START RAW RECORDS
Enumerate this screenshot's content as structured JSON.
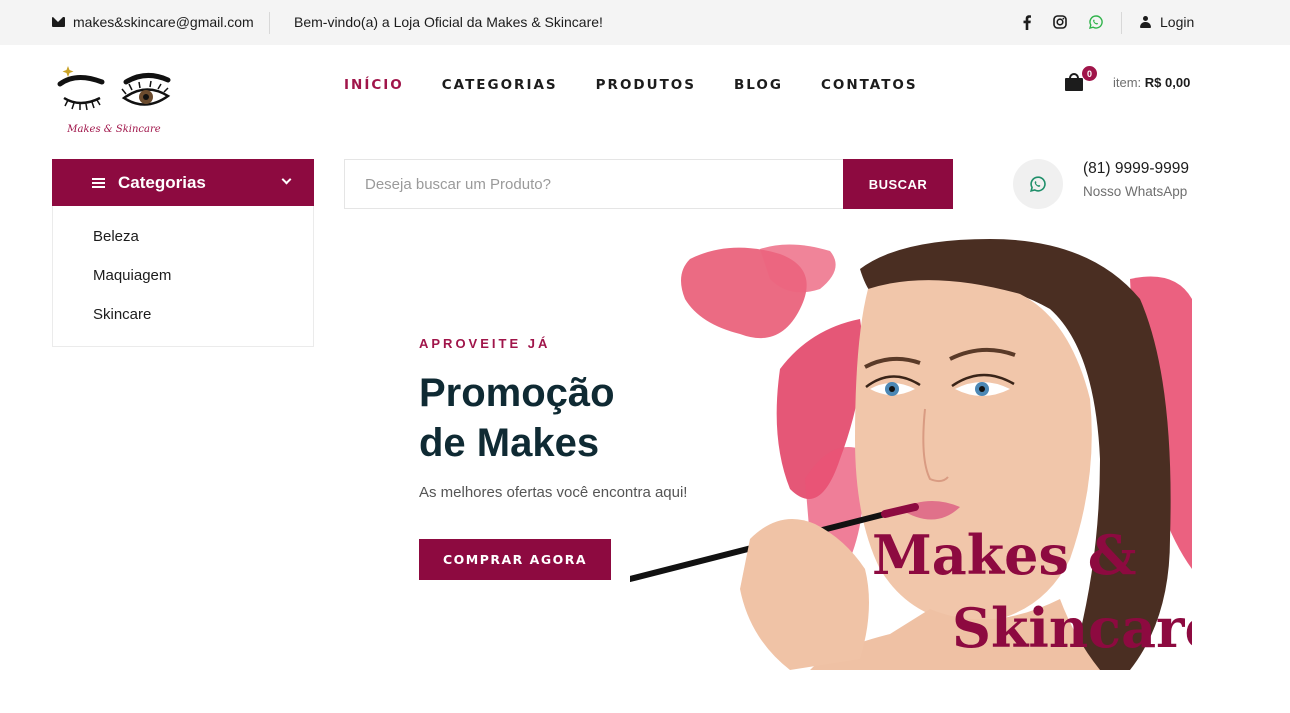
{
  "topbar": {
    "email": "makes&skincare@gmail.com",
    "welcome": "Bem-vindo(a) a Loja Oficial da Makes & Skincare!",
    "social_icons": [
      "facebook-icon",
      "instagram-icon",
      "whatsapp-icon"
    ],
    "login": "Login"
  },
  "logo": {
    "text": "Makes & Skincare"
  },
  "nav": {
    "items": [
      {
        "label": "INÍCIO",
        "active": true
      },
      {
        "label": "CATEGORIAS",
        "active": false
      },
      {
        "label": "PRODUTOS",
        "active": false
      },
      {
        "label": "BLOG",
        "active": false
      },
      {
        "label": "CONTATOS",
        "active": false
      }
    ]
  },
  "cart": {
    "count": "0",
    "label": "item:",
    "total": "R$ 0,00"
  },
  "categories": {
    "title": "Categorias",
    "items": [
      "Beleza",
      "Maquiagem",
      "Skincare"
    ]
  },
  "search": {
    "placeholder": "Deseja buscar um Produto?",
    "button": "BUSCAR"
  },
  "whatsapp": {
    "phone": "(81) 9999-9999",
    "label": "Nosso WhatsApp"
  },
  "hero": {
    "kicker": "APROVEITE JÁ",
    "title_line1": "Promoção",
    "title_line2": "de Makes",
    "subtitle": "As melhores ofertas você encontra aqui!",
    "button": "COMPRAR AGORA",
    "brand_line1": "Makes &",
    "brand_line2": "Skincare"
  },
  "colors": {
    "accent": "#8d0a40",
    "active_nav": "#a0154a",
    "title": "#0f2a33",
    "topbar_bg": "#f4f4f4"
  }
}
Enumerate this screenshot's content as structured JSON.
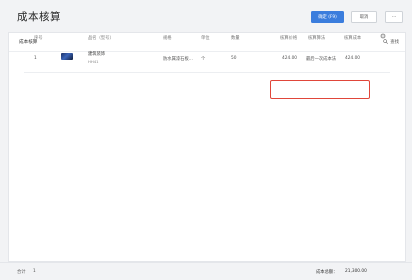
{
  "header": {
    "title": "成本核算",
    "confirm_label": "确定 (F9)",
    "cancel_label": "取消",
    "more_label": "···"
  },
  "card": {
    "title": "成本核算",
    "search_label": "查找",
    "search_icon": "search-icon"
  },
  "table": {
    "columns": [
      "序号",
      "品名（型号）",
      "规格",
      "单位",
      "数量",
      "核算价格",
      "核算算法",
      "核算成本"
    ],
    "settings_icon": "gear-icon",
    "rows": [
      {
        "index": "1",
        "name": "建筑装饰",
        "model": "HH41",
        "spec": "防水属漆石板...",
        "unit": "个",
        "qty": "50",
        "price": "424.00",
        "method": "最后一次成本法",
        "cost": "424.00"
      }
    ]
  },
  "footer": {
    "total_label": "合计",
    "total_count": "1",
    "cost_total_label": "成本总额：",
    "cost_total_value": "21,300.00"
  },
  "colors": {
    "accent": "#3b7ddd",
    "highlight_border": "#e0463a",
    "background": "#f2f3f5"
  }
}
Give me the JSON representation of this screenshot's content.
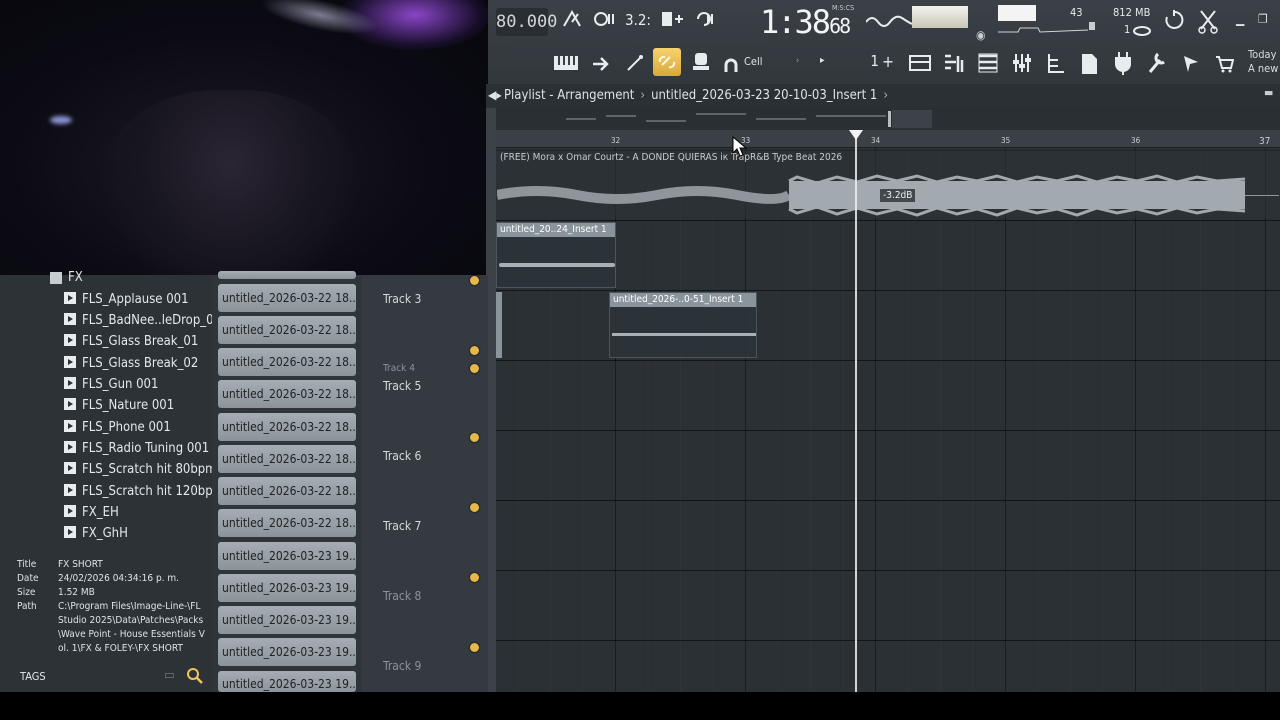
{
  "toolbar": {
    "tempo": "80.000",
    "time_main": "1:38",
    "time_cs": "68",
    "time_label": "M:S:CS",
    "cpu": "43",
    "memory": "812 MB",
    "polyphony": "1",
    "snap_mode": "Cell",
    "pattern_number": "1",
    "pattern_plus": "+",
    "hint_time": "Today",
    "hint_text": "A new"
  },
  "playlist": {
    "breadcrumb_root": "Playlist - Arrangement",
    "breadcrumb_sep": "›",
    "breadcrumb_item": "untitled_2026-03-23 20-10-03_Insert 1",
    "breadcrumb_end": "›",
    "ruler": [
      "32",
      "33",
      "34",
      "35",
      "36",
      "37"
    ],
    "clips": [
      {
        "name": "(FREE) Mora x Omar Courtz - A DONDE QUIERAS ік TrapR&B Type Beat 2026"
      },
      {
        "name": "untitled_20..24_Insert 1"
      },
      {
        "name": "untitled_2026-..0-51_Insert 1"
      }
    ],
    "volume_label": "-3.2dB"
  },
  "tracks": [
    {
      "label": "Track 3",
      "dim": false
    },
    {
      "label": "Track 4",
      "dim": true
    },
    {
      "label": "Track 5",
      "dim": false
    },
    {
      "label": "Track 6",
      "dim": false
    },
    {
      "label": "Track 7",
      "dim": false
    },
    {
      "label": "Track 8",
      "dim": true
    },
    {
      "label": "Track 9",
      "dim": true
    }
  ],
  "browser": {
    "folder": "FX",
    "items": [
      "FLS_Applause 001",
      "FLS_BadNee..leDrop_02",
      "FLS_Glass Break_01",
      "FLS_Glass Break_02",
      "FLS_Gun 001",
      "FLS_Nature 001",
      "FLS_Phone 001",
      "FLS_Radio Tuning 001",
      "FLS_Scratch hit 80bpm",
      "FLS_Scratch hit 120bpm",
      "FX_EH",
      "FX_GhH"
    ],
    "info": {
      "title_key": "Title",
      "title_val": "FX SHORT",
      "date_key": "Date",
      "date_val": "24/02/2026 04:34:16 p. m.",
      "size_key": "Size",
      "size_val": "1.52 MB",
      "path_key": "Path",
      "path_val": "C:\\Program Files\\Image-Line-\\FL Studio 2025\\Data\\Patches\\Packs\\Wave Point - House Essentials Vol. 1\\FX & FOLEY-\\FX SHORT"
    },
    "tags_label": "TAGS"
  },
  "picker": {
    "items": [
      "untitled_2026-03-22 18...",
      "untitled_2026-03-22 18...",
      "untitled_2026-03-22 18...",
      "untitled_2026-03-22 18...",
      "untitled_2026-03-22 18...",
      "untitled_2026-03-22 18...",
      "untitled_2026-03-22 18...",
      "untitled_2026-03-22 18...",
      "untitled_2026-03-23 19...",
      "untitled_2026-03-23 19...",
      "untitled_2026-03-23 19...",
      "untitled_2026-03-23 19...",
      "untitled_2026-03-23 19..."
    ]
  },
  "colors": {
    "accent_link": "#f0c55a",
    "track_dot": "#e6b84a",
    "clip_header": "#8a949b"
  }
}
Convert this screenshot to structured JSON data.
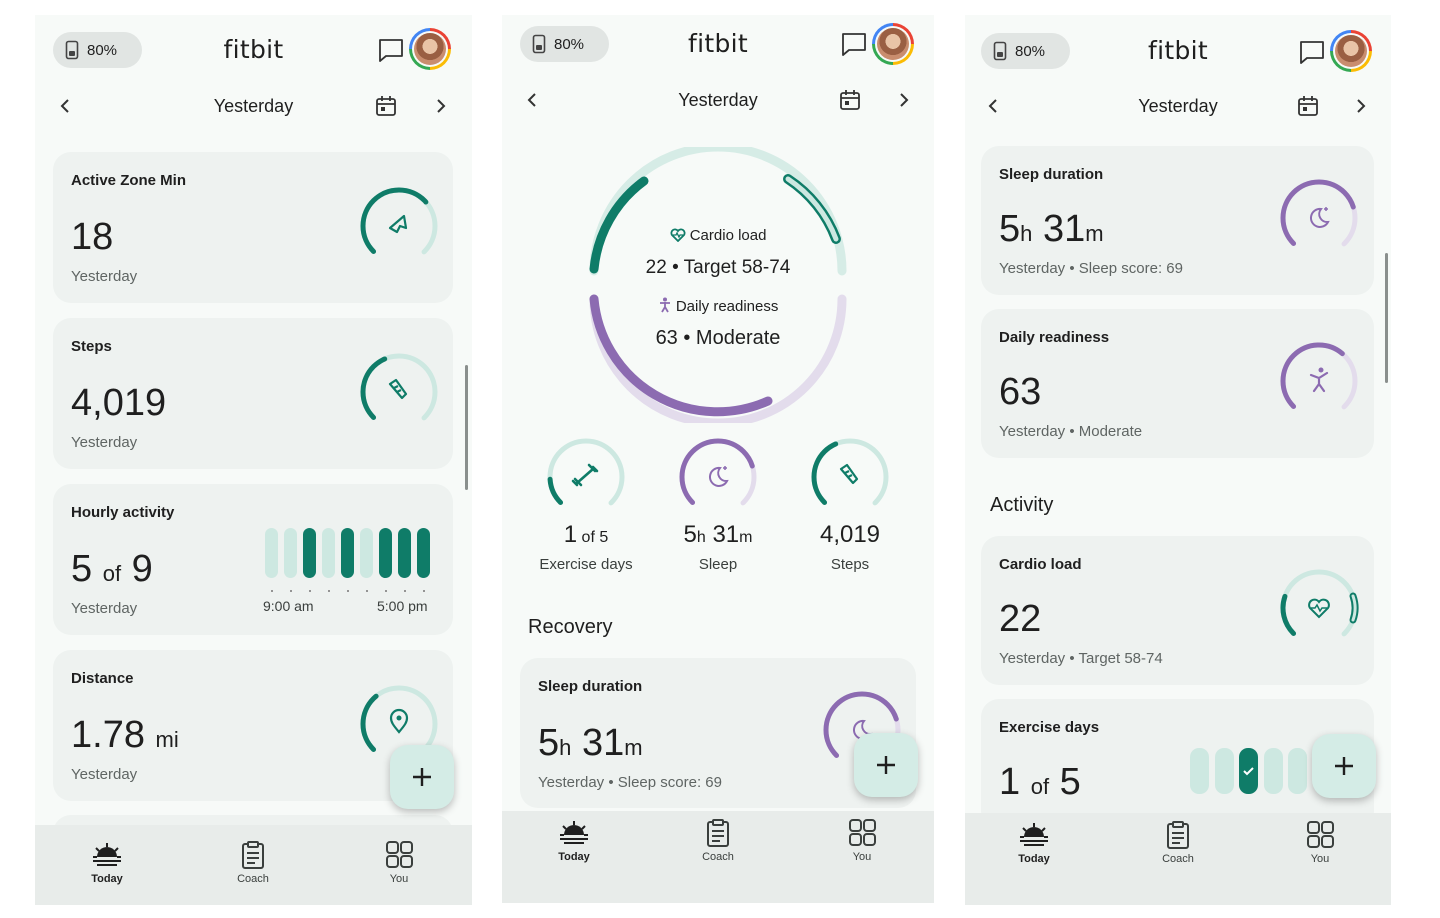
{
  "battery": "80%",
  "app_name": "fitbit",
  "date_label": "Yesterday",
  "colors": {
    "accent": "#0f7c68",
    "accent_light": "#cde8e1",
    "sleep": "#8c6bb1",
    "sleep_light": "#e3dcec",
    "card": "#eef2f0",
    "bg": "#f7faf8"
  },
  "nav": {
    "today": "Today",
    "coach": "Coach",
    "you": "You"
  },
  "screen1": {
    "active_zone": {
      "title": "Active Zone Min",
      "value": "18",
      "sub": "Yesterday",
      "progress": 0.6
    },
    "steps": {
      "title": "Steps",
      "value": "4,019",
      "sub": "Yesterday",
      "progress": 0.4
    },
    "hourly": {
      "title": "Hourly activity",
      "value_num": "5",
      "value_of": "of",
      "value_total": "9",
      "sub": "Yesterday",
      "bars": [
        0,
        0,
        1,
        0,
        1,
        0,
        1,
        1,
        1
      ],
      "start_label": "9:00 am",
      "end_label": "5:00 pm"
    },
    "distance": {
      "title": "Distance",
      "value": "1.78",
      "unit": "mi",
      "sub": "Yesterday",
      "progress": 0.35
    }
  },
  "screen2": {
    "cardio_label": "Cardio load",
    "cardio_value": "22 • Target 58-74",
    "readiness_label": "Daily readiness",
    "readiness_value": "63 • Moderate",
    "minis": [
      {
        "value_num": "1",
        "value_of": "of",
        "value_total": "5",
        "label": "Exercise days"
      },
      {
        "value_h": "5",
        "value_m": "31",
        "label": "Sleep"
      },
      {
        "value": "4,019",
        "label": "Steps"
      }
    ],
    "section_recovery": "Recovery",
    "sleep_card": {
      "title": "Sleep duration",
      "h": "5",
      "m": "31",
      "sub": "Yesterday • Sleep score: 69"
    }
  },
  "screen3": {
    "sleep": {
      "title": "Sleep duration",
      "h": "5",
      "m": "31",
      "sub": "Yesterday • Sleep score: 69"
    },
    "readiness": {
      "title": "Daily readiness",
      "value": "63",
      "sub": "Yesterday • Moderate"
    },
    "section_activity": "Activity",
    "cardio": {
      "title": "Cardio load",
      "value": "22",
      "sub": "Yesterday • Target 58-74"
    },
    "exercise": {
      "title": "Exercise days",
      "value_num": "1",
      "value_of": "of",
      "value_total": "5",
      "bars": [
        0,
        0,
        1,
        0,
        0
      ]
    }
  }
}
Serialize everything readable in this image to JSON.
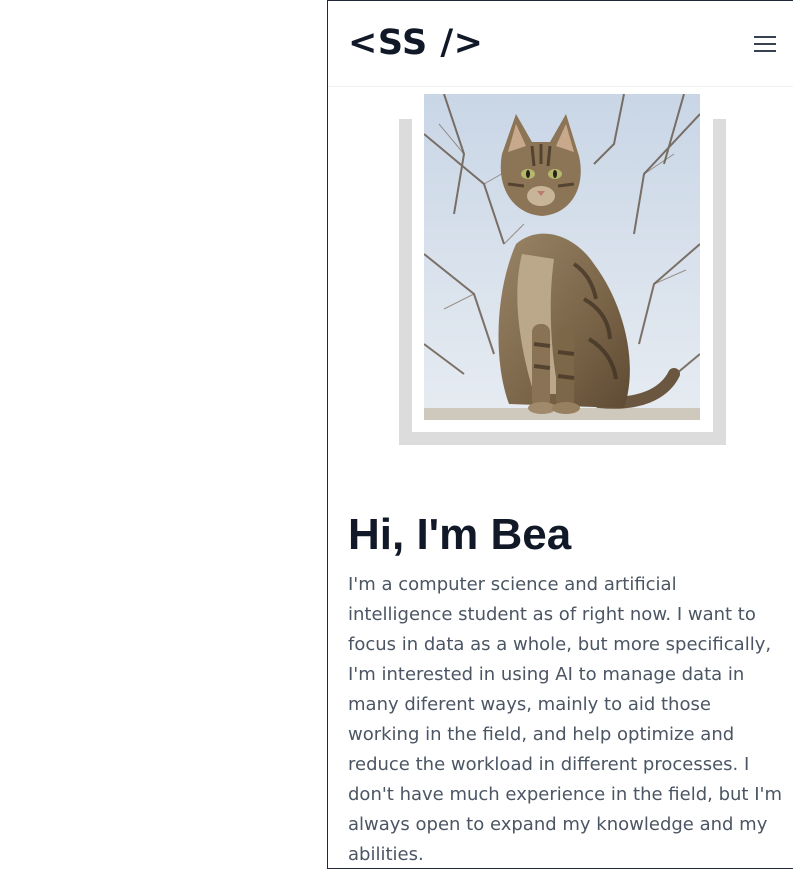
{
  "header": {
    "logo": "<SS />",
    "menu_icon": "hamburger-menu-icon"
  },
  "hero": {
    "image_subject": "tabby cat sitting outdoors",
    "title": "Hi, I'm Bea",
    "bio": "I'm a computer science and artificial intelligence student as of right now. I want to focus in data as a whole, but more specifically, I'm interested in using AI to manage data in many diferent ways, mainly to aid those working in the field, and help optimize and reduce the workload in different processes. I don't have much experience in the field, but I'm always open to expand my knowledge and my abilities."
  },
  "colors": {
    "text_dark": "#111827",
    "text_body": "#4b5563",
    "frame_shadow": "#dcdcdc"
  }
}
END RAW RECORDS
WRITTEN REQUEST -
State the count of lines above containing the string "progress", and add nothing to it.

RESULT FOR THIS EXERCISE -
3